◆ FRAGMENTO DEL DOCUMENTO ◆
>>>>

En mi opinión, y como es bien sabido, no se puede volver atrás en el
tiempo para cambiar el principio de cualquier cosa que quisiéramos
cambiar, pero sí podemos hacer un nuevo principio a partir del momento
en que estamos hoy y crear un nuevo final más a nuestro gusto.
Esto, como todo lo que implique un cambio, requiere atención, constancia y dedicación.
Es bastante habitual encontrar insatisfacciones en la vida –nadie es
perfecto y las circunstancias no siempre son favorables-, y a partir de
esta cotidianidad unas personas deciden resignarse, rendirse sin
oposición, quedarse en el lado de los que se conforman con que los
golpes sean lo menos dolorosos posible, mientras que otro grupo de
personas decide hacerse cargo de su vida y afrontar su situación de ese
momento –sea la que sea- y comenzar con la tarea de reconstruir lo mal
construido, de cambiar lo que no se acoge a sus deseos, de hacer de su
vida una vida placentera, amorosa, amable, en la que poder sentirse a
gusto.
Me cuesta trabajo creer en un destino determinista en el
que ya todo está trazado y decidido, y uno sólo puede seguir por el
carril marcado en la dirección impuesta, sin oposición ni voluntad
propia.
Sí soy capaz de llegar a aceptar una “propuesta de
destino” en la que a uno le queda la opción de decidir por su cuenta. Y
estoy firmemente convencido de que la vida es una responsabilidad
personal –que debería ser irrenunciable- y por ello cada uno debe
hacerse cargo de la suya, con consciencia, no limitándose simplemente a
dejar que vayan pasando los días uno detrás de otro, sino infundiendo
vida a la vida, amor a la vida, felicidad a la vida, optimismo a la
vida.

<<<<

◆ INSTRUCCIÓN 1 ◆
Según el fragmento, ¿qué requiere todo lo que implique un cambio?
◆ INSTRUCCIÓN 2 ◆
Explica por qué, según el fragmento, cada uno debe hacerse cargo de su propia vida.
Las entradas son un material independiente del fragmento.

◆ ENTRADAS PROPORCIONADAS ◆
>>>>

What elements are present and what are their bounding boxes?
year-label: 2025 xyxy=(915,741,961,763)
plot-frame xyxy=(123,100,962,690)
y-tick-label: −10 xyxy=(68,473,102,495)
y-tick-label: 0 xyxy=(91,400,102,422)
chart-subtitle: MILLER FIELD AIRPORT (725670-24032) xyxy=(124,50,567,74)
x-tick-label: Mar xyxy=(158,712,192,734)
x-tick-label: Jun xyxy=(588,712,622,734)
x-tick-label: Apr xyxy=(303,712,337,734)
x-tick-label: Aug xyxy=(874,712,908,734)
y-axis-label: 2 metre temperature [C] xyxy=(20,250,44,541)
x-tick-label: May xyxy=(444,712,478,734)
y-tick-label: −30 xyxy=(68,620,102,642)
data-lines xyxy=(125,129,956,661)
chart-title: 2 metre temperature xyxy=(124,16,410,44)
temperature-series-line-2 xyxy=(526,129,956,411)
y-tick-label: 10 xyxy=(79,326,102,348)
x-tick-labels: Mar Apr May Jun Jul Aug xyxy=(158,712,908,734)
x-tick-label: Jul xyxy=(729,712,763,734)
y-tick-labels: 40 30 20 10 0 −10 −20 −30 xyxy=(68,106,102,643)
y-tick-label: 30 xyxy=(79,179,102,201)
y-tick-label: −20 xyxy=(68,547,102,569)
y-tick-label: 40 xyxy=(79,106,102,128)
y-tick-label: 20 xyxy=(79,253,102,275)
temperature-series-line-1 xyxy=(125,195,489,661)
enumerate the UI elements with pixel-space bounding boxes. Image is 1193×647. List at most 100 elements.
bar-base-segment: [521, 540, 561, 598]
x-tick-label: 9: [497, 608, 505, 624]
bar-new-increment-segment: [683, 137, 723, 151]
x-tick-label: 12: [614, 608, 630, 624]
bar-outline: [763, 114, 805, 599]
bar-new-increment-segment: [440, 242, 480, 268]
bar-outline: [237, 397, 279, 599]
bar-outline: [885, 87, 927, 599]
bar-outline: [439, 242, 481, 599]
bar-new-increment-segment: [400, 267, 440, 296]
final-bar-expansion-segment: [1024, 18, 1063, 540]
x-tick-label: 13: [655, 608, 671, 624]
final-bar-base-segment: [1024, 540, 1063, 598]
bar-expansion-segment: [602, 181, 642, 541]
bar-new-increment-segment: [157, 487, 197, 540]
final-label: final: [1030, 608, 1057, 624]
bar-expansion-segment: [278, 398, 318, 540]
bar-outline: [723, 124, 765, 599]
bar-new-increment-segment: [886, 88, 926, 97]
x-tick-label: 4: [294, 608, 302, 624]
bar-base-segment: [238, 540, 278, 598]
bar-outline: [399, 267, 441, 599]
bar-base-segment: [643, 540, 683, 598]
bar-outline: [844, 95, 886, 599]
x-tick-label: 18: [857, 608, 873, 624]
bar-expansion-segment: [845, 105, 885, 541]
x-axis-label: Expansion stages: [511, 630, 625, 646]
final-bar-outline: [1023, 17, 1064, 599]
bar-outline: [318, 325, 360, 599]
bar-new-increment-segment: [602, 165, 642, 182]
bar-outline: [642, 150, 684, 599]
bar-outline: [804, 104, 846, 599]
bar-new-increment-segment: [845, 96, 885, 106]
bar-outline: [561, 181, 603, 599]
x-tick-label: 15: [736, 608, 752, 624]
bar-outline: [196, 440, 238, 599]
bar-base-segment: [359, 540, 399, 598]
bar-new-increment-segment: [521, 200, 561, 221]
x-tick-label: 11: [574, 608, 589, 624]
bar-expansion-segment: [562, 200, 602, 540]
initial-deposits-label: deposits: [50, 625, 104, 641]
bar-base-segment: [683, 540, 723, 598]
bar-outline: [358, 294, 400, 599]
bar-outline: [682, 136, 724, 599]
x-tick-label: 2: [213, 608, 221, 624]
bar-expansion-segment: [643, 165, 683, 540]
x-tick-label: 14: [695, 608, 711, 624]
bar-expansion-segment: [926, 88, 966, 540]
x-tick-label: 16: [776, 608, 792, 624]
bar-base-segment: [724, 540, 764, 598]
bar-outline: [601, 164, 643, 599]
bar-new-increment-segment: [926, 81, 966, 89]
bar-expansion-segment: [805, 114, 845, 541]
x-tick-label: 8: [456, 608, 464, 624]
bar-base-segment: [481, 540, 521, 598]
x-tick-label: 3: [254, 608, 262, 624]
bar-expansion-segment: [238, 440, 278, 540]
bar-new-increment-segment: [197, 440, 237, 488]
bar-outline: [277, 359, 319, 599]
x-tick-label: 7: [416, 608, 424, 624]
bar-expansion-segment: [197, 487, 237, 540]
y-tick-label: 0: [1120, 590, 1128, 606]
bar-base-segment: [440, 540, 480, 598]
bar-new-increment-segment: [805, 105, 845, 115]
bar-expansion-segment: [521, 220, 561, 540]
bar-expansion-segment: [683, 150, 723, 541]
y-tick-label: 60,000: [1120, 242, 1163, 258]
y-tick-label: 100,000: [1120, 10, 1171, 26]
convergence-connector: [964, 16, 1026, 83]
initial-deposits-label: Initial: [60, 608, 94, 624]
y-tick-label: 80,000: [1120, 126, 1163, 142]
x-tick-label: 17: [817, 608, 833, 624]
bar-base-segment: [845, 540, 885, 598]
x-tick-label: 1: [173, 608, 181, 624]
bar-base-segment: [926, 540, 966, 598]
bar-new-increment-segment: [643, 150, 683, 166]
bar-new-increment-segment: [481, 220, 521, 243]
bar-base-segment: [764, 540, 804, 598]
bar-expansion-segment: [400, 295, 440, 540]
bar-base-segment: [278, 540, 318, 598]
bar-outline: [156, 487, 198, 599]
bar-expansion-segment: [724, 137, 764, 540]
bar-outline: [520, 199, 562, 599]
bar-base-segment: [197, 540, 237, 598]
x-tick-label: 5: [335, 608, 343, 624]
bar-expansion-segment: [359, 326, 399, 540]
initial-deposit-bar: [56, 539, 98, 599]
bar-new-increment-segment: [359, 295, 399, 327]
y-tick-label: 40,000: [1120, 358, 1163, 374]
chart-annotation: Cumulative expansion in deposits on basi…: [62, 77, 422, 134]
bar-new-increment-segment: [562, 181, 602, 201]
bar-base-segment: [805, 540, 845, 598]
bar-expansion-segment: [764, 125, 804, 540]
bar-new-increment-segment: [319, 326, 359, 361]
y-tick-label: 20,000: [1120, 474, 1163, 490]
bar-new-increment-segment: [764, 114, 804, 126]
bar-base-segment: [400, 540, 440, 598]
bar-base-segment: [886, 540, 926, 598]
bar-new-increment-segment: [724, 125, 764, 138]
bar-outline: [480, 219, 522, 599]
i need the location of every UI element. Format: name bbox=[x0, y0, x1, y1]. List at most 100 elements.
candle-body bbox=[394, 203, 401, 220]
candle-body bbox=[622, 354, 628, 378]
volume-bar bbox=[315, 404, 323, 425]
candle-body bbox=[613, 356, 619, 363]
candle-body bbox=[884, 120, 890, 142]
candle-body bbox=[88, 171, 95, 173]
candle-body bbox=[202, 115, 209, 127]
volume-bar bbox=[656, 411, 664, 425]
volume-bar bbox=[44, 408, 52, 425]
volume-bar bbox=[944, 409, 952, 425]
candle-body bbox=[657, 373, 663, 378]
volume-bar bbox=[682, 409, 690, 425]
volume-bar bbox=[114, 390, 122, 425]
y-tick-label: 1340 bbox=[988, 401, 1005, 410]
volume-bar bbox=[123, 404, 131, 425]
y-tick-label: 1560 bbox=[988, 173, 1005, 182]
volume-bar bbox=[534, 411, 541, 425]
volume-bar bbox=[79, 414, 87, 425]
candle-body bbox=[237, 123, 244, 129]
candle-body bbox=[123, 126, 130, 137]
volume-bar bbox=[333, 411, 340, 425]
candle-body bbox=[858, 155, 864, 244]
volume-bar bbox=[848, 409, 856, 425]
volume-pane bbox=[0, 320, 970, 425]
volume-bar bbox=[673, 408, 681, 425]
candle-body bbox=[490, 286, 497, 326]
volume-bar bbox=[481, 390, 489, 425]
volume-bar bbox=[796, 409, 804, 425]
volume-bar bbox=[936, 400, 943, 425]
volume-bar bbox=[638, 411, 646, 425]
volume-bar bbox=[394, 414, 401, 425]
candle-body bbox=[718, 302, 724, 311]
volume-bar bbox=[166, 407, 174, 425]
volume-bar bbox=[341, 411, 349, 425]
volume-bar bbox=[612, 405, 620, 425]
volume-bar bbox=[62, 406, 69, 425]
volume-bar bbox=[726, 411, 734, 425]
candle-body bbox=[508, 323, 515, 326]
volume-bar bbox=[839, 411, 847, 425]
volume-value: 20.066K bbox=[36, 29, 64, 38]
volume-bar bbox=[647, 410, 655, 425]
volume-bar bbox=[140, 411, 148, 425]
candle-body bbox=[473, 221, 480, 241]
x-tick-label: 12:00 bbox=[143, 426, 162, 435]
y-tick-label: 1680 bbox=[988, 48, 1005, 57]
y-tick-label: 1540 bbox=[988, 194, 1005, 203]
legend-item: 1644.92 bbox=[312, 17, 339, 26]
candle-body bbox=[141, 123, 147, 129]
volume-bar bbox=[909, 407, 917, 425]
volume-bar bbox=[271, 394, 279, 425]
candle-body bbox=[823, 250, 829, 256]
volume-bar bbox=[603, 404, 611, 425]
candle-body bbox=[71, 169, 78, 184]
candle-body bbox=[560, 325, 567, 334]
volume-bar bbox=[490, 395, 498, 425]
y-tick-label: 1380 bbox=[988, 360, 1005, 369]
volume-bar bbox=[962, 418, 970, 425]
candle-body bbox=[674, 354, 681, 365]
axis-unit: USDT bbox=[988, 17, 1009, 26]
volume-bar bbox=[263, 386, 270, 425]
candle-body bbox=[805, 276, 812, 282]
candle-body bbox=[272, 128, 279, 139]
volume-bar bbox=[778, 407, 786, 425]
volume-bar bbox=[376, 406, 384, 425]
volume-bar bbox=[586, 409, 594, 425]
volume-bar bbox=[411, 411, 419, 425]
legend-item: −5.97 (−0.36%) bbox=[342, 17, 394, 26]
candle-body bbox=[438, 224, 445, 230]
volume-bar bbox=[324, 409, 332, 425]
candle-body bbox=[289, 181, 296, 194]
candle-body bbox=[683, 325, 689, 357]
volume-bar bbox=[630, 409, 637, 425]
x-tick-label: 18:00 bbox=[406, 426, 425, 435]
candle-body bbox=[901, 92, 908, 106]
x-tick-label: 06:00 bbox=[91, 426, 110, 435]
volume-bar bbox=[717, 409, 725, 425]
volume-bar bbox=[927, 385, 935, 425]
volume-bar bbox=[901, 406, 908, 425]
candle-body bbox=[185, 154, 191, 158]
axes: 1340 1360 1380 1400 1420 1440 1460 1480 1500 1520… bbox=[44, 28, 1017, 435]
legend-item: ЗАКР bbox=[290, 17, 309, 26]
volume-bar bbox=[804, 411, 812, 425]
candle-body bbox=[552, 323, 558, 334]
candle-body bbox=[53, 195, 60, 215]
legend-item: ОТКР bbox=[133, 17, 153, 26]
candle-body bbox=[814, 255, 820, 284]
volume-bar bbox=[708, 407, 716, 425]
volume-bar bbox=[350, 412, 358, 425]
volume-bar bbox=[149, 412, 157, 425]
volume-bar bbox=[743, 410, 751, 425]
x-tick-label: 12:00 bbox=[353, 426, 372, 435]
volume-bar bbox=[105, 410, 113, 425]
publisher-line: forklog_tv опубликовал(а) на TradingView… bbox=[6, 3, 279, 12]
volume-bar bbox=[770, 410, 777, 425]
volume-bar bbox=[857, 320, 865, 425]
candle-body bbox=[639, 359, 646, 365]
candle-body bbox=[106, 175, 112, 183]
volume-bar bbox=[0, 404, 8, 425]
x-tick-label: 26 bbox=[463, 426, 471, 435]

<<<<

◆ RESPUESTA ESPERADA 1 ◆
Requiere atención, constancia y dedicación.

◆ RESPUESTA ESPERADA 2 ◆
Porque la vida es una responsabilidad personal que debería ser irrenunciable. Por eso cada uno debe ocuparse de la suya con consciencia. No basta con dejar pasar los días; hay que infundirle vida, amor, felicidad y optimismo.